### AIM
Below is a listing to transcribe in full and exactly; keep the pictures out.
[start]
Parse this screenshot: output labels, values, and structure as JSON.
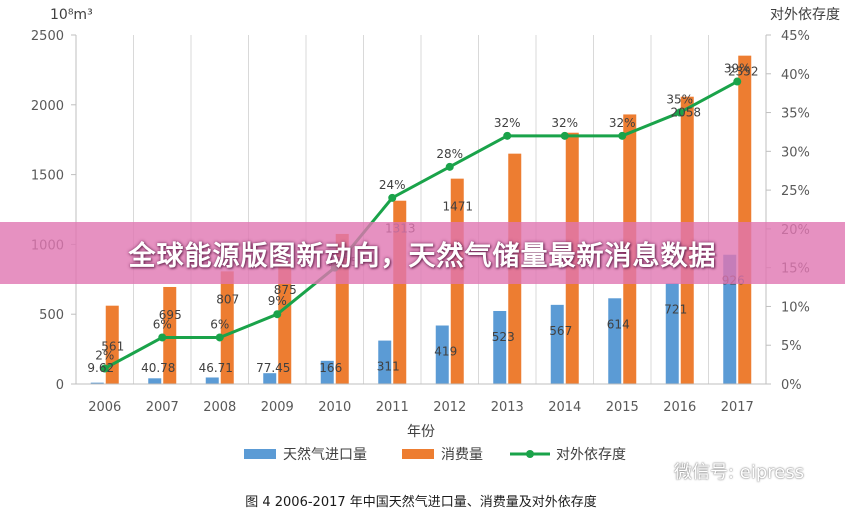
{
  "banner": {
    "title": "全球能源版图新动向，天然气储量最新消息数据"
  },
  "watermark": {
    "text": "微信号: eipress"
  },
  "chart_data": {
    "type": "bar",
    "categories": [
      "2006",
      "2007",
      "2008",
      "2009",
      "2010",
      "2011",
      "2012",
      "2013",
      "2014",
      "2015",
      "2016",
      "2017"
    ],
    "series": [
      {
        "name": "天然气进口量",
        "kind": "bar",
        "axis": "left",
        "color": "#5b9bd5",
        "values": [
          9.62,
          40.78,
          46.71,
          77.45,
          166,
          311,
          419,
          523,
          567,
          614,
          721,
          926
        ],
        "labels": [
          "9.62",
          "40.78",
          "46.71",
          "77.45",
          "166",
          "311",
          "419",
          "523",
          "567",
          "614",
          "721",
          "926"
        ]
      },
      {
        "name": "消费量",
        "kind": "bar",
        "axis": "left",
        "color": "#ed7d31",
        "values": [
          561,
          695,
          807,
          875,
          1075,
          1313,
          1471,
          1650,
          1800,
          1931,
          2058,
          2352
        ],
        "labels": [
          "561",
          "695",
          "807",
          "875",
          "1075",
          "1313",
          "1471",
          "",
          "",
          "",
          "2058",
          "2352"
        ]
      },
      {
        "name": "对外依存度",
        "kind": "line",
        "axis": "right",
        "color": "#1aa34a",
        "values": [
          2,
          6,
          6,
          9,
          15,
          24,
          28,
          32,
          32,
          32,
          35,
          39
        ],
        "labels": [
          "2%",
          "6%",
          "6%",
          "9%",
          "",
          "24%",
          "28%",
          "32%",
          "32%",
          "32%",
          "35%",
          "39%"
        ]
      }
    ],
    "left_axis": {
      "unit": "10⁸m³",
      "ylim": [
        0,
        2500
      ],
      "ticks": [
        "0",
        "500",
        "1000",
        "1500",
        "2000",
        "2500"
      ]
    },
    "right_axis": {
      "unit": "对外依存度",
      "ylim": [
        0,
        45
      ],
      "ticks": [
        "0%",
        "5%",
        "10%",
        "15%",
        "20%",
        "25%",
        "30%",
        "35%",
        "40%",
        "45%"
      ]
    },
    "xlabel": "年份",
    "grid": "vertical",
    "legend": {
      "placement": "bottom",
      "items": [
        "天然气进口量",
        "消费量",
        "对外依存度"
      ]
    },
    "caption": "图 4    2006-2017 年中国天然气进口量、消费量及对外依存度"
  }
}
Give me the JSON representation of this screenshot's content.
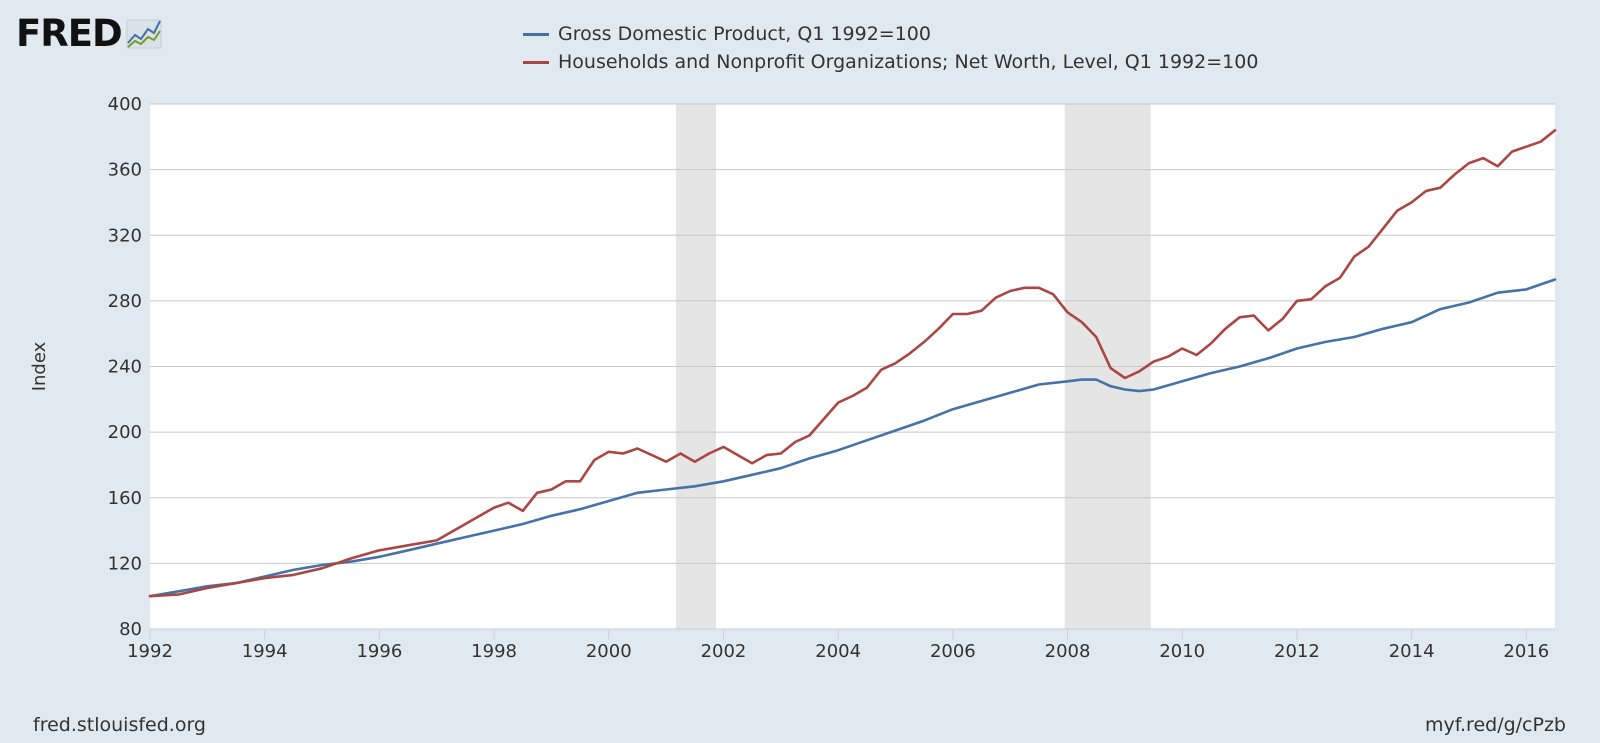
{
  "logo": {
    "text": "FRED"
  },
  "footer": {
    "source": "fred.stlouisfed.org",
    "short_url": "myf.red/g/cPzb"
  },
  "chart_data": {
    "type": "line",
    "title": "",
    "xlabel": "",
    "ylabel": "Index",
    "xlim": [
      1992.0,
      2016.5
    ],
    "ylim": [
      80,
      400
    ],
    "yticks": [
      80,
      120,
      160,
      200,
      240,
      280,
      320,
      360,
      400
    ],
    "xticks": [
      1992,
      1994,
      1996,
      1998,
      2000,
      2002,
      2004,
      2006,
      2008,
      2010,
      2012,
      2014,
      2016
    ],
    "grid": true,
    "legend_position": "top-center",
    "recessions": [
      [
        2001.17,
        2001.87
      ],
      [
        2007.95,
        2009.45
      ]
    ],
    "series": [
      {
        "name": "Gross Domestic Product, Q1 1992=100",
        "color": "#4572a7",
        "x": [
          1992.0,
          1992.5,
          1993.0,
          1993.5,
          1994.0,
          1994.5,
          1995.0,
          1995.5,
          1996.0,
          1996.5,
          1997.0,
          1997.5,
          1998.0,
          1998.5,
          1999.0,
          1999.5,
          2000.0,
          2000.5,
          2001.0,
          2001.5,
          2002.0,
          2002.5,
          2003.0,
          2003.5,
          2004.0,
          2004.5,
          2005.0,
          2005.5,
          2006.0,
          2006.5,
          2007.0,
          2007.5,
          2008.0,
          2008.25,
          2008.5,
          2008.75,
          2009.0,
          2009.25,
          2009.5,
          2010.0,
          2010.5,
          2011.0,
          2011.5,
          2012.0,
          2012.5,
          2013.0,
          2013.5,
          2014.0,
          2014.5,
          2015.0,
          2015.5,
          2016.0,
          2016.5
        ],
        "values": [
          100,
          103,
          106,
          108,
          112,
          116,
          119,
          121,
          124,
          128,
          132,
          136,
          140,
          144,
          149,
          153,
          158,
          163,
          165,
          167,
          170,
          174,
          178,
          184,
          189,
          195,
          201,
          207,
          214,
          219,
          224,
          229,
          231,
          232,
          232,
          228,
          226,
          225,
          226,
          231,
          236,
          240,
          245,
          251,
          255,
          258,
          263,
          267,
          275,
          279,
          285,
          287,
          293
        ]
      },
      {
        "name": "Households and Nonprofit Organizations; Net Worth, Level, Q1 1992=100",
        "color": "#aa4643",
        "x": [
          1992.0,
          1992.5,
          1993.0,
          1993.5,
          1994.0,
          1994.5,
          1995.0,
          1995.5,
          1996.0,
          1996.5,
          1997.0,
          1997.5,
          1998.0,
          1998.25,
          1998.5,
          1998.75,
          1999.0,
          1999.25,
          1999.5,
          1999.75,
          2000.0,
          2000.25,
          2000.5,
          2000.75,
          2001.0,
          2001.25,
          2001.5,
          2001.75,
          2002.0,
          2002.25,
          2002.5,
          2002.75,
          2003.0,
          2003.25,
          2003.5,
          2003.75,
          2004.0,
          2004.25,
          2004.5,
          2004.75,
          2005.0,
          2005.25,
          2005.5,
          2005.75,
          2006.0,
          2006.25,
          2006.5,
          2006.75,
          2007.0,
          2007.25,
          2007.5,
          2007.75,
          2008.0,
          2008.25,
          2008.5,
          2008.75,
          2009.0,
          2009.25,
          2009.5,
          2009.75,
          2010.0,
          2010.25,
          2010.5,
          2010.75,
          2011.0,
          2011.25,
          2011.5,
          2011.75,
          2012.0,
          2012.25,
          2012.5,
          2012.75,
          2013.0,
          2013.25,
          2013.5,
          2013.75,
          2014.0,
          2014.25,
          2014.5,
          2014.75,
          2015.0,
          2015.25,
          2015.5,
          2015.75,
          2016.0,
          2016.25,
          2016.5
        ],
        "values": [
          100,
          101,
          105,
          108,
          111,
          113,
          117,
          123,
          128,
          131,
          134,
          144,
          154,
          157,
          152,
          163,
          165,
          170,
          170,
          183,
          188,
          187,
          190,
          186,
          182,
          187,
          182,
          187,
          191,
          186,
          181,
          186,
          187,
          194,
          198,
          208,
          218,
          222,
          227,
          238,
          242,
          248,
          255,
          263,
          272,
          272,
          274,
          282,
          286,
          288,
          288,
          284,
          273,
          267,
          258,
          239,
          233,
          237,
          243,
          246,
          251,
          247,
          254,
          263,
          270,
          271,
          262,
          269,
          280,
          281,
          289,
          294,
          307,
          313,
          324,
          335,
          340,
          347,
          349,
          357,
          364,
          367,
          362,
          371,
          374,
          377,
          384
        ]
      }
    ]
  }
}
[end]
### REPLY TO THE EXERCISE
Parse this screenshot: output labels, values, and structure as JSON.
{
  "banner": {
    "title": "全球能源版图新动向，天然气储量最新消息数据"
  },
  "watermark": {
    "text": "微信号: eipress"
  },
  "chart_data": {
    "type": "bar",
    "categories": [
      "2006",
      "2007",
      "2008",
      "2009",
      "2010",
      "2011",
      "2012",
      "2013",
      "2014",
      "2015",
      "2016",
      "2017"
    ],
    "series": [
      {
        "name": "天然气进口量",
        "kind": "bar",
        "axis": "left",
        "color": "#5b9bd5",
        "values": [
          9.62,
          40.78,
          46.71,
          77.45,
          166,
          311,
          419,
          523,
          567,
          614,
          721,
          926
        ],
        "labels": [
          "9.62",
          "40.78",
          "46.71",
          "77.45",
          "166",
          "311",
          "419",
          "523",
          "567",
          "614",
          "721",
          "926"
        ]
      },
      {
        "name": "消费量",
        "kind": "bar",
        "axis": "left",
        "color": "#ed7d31",
        "values": [
          561,
          695,
          807,
          875,
          1075,
          1313,
          1471,
          1650,
          1800,
          1931,
          2058,
          2352
        ],
        "labels": [
          "561",
          "695",
          "807",
          "875",
          "1075",
          "1313",
          "1471",
          "",
          "",
          "",
          "2058",
          "2352"
        ]
      },
      {
        "name": "对外依存度",
        "kind": "line",
        "axis": "right",
        "color": "#1aa34a",
        "values": [
          2,
          6,
          6,
          9,
          15,
          24,
          28,
          32,
          32,
          32,
          35,
          39
        ],
        "labels": [
          "2%",
          "6%",
          "6%",
          "9%",
          "",
          "24%",
          "28%",
          "32%",
          "32%",
          "32%",
          "35%",
          "39%"
        ]
      }
    ],
    "left_axis": {
      "unit": "10⁸m³",
      "ylim": [
        0,
        2500
      ],
      "ticks": [
        "0",
        "500",
        "1000",
        "1500",
        "2000",
        "2500"
      ]
    },
    "right_axis": {
      "unit": "对外依存度",
      "ylim": [
        0,
        45
      ],
      "ticks": [
        "0%",
        "5%",
        "10%",
        "15%",
        "20%",
        "25%",
        "30%",
        "35%",
        "40%",
        "45%"
      ]
    },
    "xlabel": "年份",
    "grid": "vertical",
    "legend": {
      "placement": "bottom",
      "items": [
        "天然气进口量",
        "消费量",
        "对外依存度"
      ]
    },
    "caption": "图 4    2006-2017 年中国天然气进口量、消费量及对外依存度"
  }
}
Give me the JSON representation of this screenshot's content.
{
  "logo": {
    "text": "FRED"
  },
  "footer": {
    "source": "fred.stlouisfed.org",
    "short_url": "myf.red/g/cPzb"
  },
  "chart_data": {
    "type": "line",
    "title": "",
    "xlabel": "",
    "ylabel": "Index",
    "xlim": [
      1992.0,
      2016.5
    ],
    "ylim": [
      80,
      400
    ],
    "yticks": [
      80,
      120,
      160,
      200,
      240,
      280,
      320,
      360,
      400
    ],
    "xticks": [
      1992,
      1994,
      1996,
      1998,
      2000,
      2002,
      2004,
      2006,
      2008,
      2010,
      2012,
      2014,
      2016
    ],
    "grid": true,
    "legend_position": "top-center",
    "recessions": [
      [
        2001.17,
        2001.87
      ],
      [
        2007.95,
        2009.45
      ]
    ],
    "series": [
      {
        "name": "Gross Domestic Product, Q1 1992=100",
        "color": "#4572a7",
        "x": [
          1992.0,
          1992.5,
          1993.0,
          1993.5,
          1994.0,
          1994.5,
          1995.0,
          1995.5,
          1996.0,
          1996.5,
          1997.0,
          1997.5,
          1998.0,
          1998.5,
          1999.0,
          1999.5,
          2000.0,
          2000.5,
          2001.0,
          2001.5,
          2002.0,
          2002.5,
          2003.0,
          2003.5,
          2004.0,
          2004.5,
          2005.0,
          2005.5,
          2006.0,
          2006.5,
          2007.0,
          2007.5,
          2008.0,
          2008.25,
          2008.5,
          2008.75,
          2009.0,
          2009.25,
          2009.5,
          2010.0,
          2010.5,
          2011.0,
          2011.5,
          2012.0,
          2012.5,
          2013.0,
          2013.5,
          2014.0,
          2014.5,
          2015.0,
          2015.5,
          2016.0,
          2016.5
        ],
        "values": [
          100,
          103,
          106,
          108,
          112,
          116,
          119,
          121,
          124,
          128,
          132,
          136,
          140,
          144,
          149,
          153,
          158,
          163,
          165,
          167,
          170,
          174,
          178,
          184,
          189,
          195,
          201,
          207,
          214,
          219,
          224,
          229,
          231,
          232,
          232,
          228,
          226,
          225,
          226,
          231,
          236,
          240,
          245,
          251,
          255,
          258,
          263,
          267,
          275,
          279,
          285,
          287,
          293
        ]
      },
      {
        "name": "Households and Nonprofit Organizations; Net Worth, Level, Q1 1992=100",
        "color": "#aa4643",
        "x": [
          1992.0,
          1992.5,
          1993.0,
          1993.5,
          1994.0,
          1994.5,
          1995.0,
          1995.5,
          1996.0,
          1996.5,
          1997.0,
          1997.5,
          1998.0,
          1998.25,
          1998.5,
          1998.75,
          1999.0,
          1999.25,
          1999.5,
          1999.75,
          2000.0,
          2000.25,
          2000.5,
          2000.75,
          2001.0,
          2001.25,
          2001.5,
          2001.75,
          2002.0,
          2002.25,
          2002.5,
          2002.75,
          2003.0,
          2003.25,
          2003.5,
          2003.75,
          2004.0,
          2004.25,
          2004.5,
          2004.75,
          2005.0,
          2005.25,
          2005.5,
          2005.75,
          2006.0,
          2006.25,
          2006.5,
          2006.75,
          2007.0,
          2007.25,
          2007.5,
          2007.75,
          2008.0,
          2008.25,
          2008.5,
          2008.75,
          2009.0,
          2009.25,
          2009.5,
          2009.75,
          2010.0,
          2010.25,
          2010.5,
          2010.75,
          2011.0,
          2011.25,
          2011.5,
          2011.75,
          2012.0,
          2012.25,
          2012.5,
          2012.75,
          2013.0,
          2013.25,
          2013.5,
          2013.75,
          2014.0,
          2014.25,
          2014.5,
          2014.75,
          2015.0,
          2015.25,
          2015.5,
          2015.75,
          2016.0,
          2016.25,
          2016.5
        ],
        "values": [
          100,
          101,
          105,
          108,
          111,
          113,
          117,
          123,
          128,
          131,
          134,
          144,
          154,
          157,
          152,
          163,
          165,
          170,
          170,
          183,
          188,
          187,
          190,
          186,
          182,
          187,
          182,
          187,
          191,
          186,
          181,
          186,
          187,
          194,
          198,
          208,
          218,
          222,
          227,
          238,
          242,
          248,
          255,
          263,
          272,
          272,
          274,
          282,
          286,
          288,
          288,
          284,
          273,
          267,
          258,
          239,
          233,
          237,
          243,
          246,
          251,
          247,
          254,
          263,
          270,
          271,
          262,
          269,
          280,
          281,
          289,
          294,
          307,
          313,
          324,
          335,
          340,
          347,
          349,
          357,
          364,
          367,
          362,
          371,
          374,
          377,
          384
        ]
      }
    ]
  }
}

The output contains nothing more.